→ The exercise:
Please reproduce every record, keeping each one exactly as written.

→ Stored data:

------------

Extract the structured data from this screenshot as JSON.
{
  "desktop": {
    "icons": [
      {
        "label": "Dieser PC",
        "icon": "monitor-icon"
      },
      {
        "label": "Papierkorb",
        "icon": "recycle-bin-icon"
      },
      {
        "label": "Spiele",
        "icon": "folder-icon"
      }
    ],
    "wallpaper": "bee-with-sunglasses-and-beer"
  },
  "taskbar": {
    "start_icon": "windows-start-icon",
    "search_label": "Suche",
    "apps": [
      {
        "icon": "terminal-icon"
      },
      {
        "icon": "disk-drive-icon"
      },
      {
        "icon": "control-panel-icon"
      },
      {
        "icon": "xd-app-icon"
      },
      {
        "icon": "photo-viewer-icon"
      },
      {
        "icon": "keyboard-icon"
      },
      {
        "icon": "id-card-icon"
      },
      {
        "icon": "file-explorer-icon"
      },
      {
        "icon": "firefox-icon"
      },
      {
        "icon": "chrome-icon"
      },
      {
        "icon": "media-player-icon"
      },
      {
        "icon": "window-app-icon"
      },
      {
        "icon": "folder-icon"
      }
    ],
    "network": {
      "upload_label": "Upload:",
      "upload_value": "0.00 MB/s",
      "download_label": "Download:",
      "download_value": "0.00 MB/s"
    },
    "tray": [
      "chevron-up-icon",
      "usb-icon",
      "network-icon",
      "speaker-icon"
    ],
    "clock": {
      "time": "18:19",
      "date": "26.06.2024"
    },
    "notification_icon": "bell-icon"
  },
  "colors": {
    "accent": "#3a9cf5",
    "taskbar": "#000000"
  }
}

------------

→ Solution to this exercise:
Extract the structured data from this screenshot as JSON.
{
  "desktop": {
    "icons": [
      {
        "label": "Dieser PC",
        "icon": "monitor-icon"
      },
      {
        "label": "Papierkorb",
        "icon": "recycle-bin-icon"
      },
      {
        "label": "Spiele",
        "icon": "folder-icon"
      }
    ],
    "wallpaper": "bee-with-sunglasses-and-beer"
  },
  "taskbar": {
    "start_icon": "windows-start-icon",
    "search_label": "Suche",
    "apps": [
      {
        "icon": "terminal-icon"
      },
      {
        "icon": "disk-drive-icon"
      },
      {
        "icon": "control-panel-icon"
      },
      {
        "icon": "xd-app-icon"
      },
      {
        "icon": "photo-viewer-icon"
      },
      {
        "icon": "keyboard-icon"
      },
      {
        "icon": "id-card-icon"
      },
      {
        "icon": "file-explorer-icon"
      },
      {
        "icon": "firefox-icon"
      },
      {
        "icon": "chrome-icon"
      },
      {
        "icon": "media-player-icon"
      },
      {
        "icon": "window-app-icon"
      },
      {
        "icon": "folder-icon"
      }
    ],
    "network": {
      "upload_label": "Upload:",
      "upload_value": "0.00 MB/s",
      "download_label": "Download:",
      "download_value": "0.00 MB/s"
    },
    "tray": [
      "chevron-up-icon",
      "usb-icon",
      "network-icon",
      "speaker-icon"
    ],
    "clock": {
      "time": "18:19",
      "date": "26.06.2024"
    },
    "notification_icon": "bell-icon"
  },
  "colors": {
    "accent": "#3a9cf5",
    "taskbar": "#000000"
  }
}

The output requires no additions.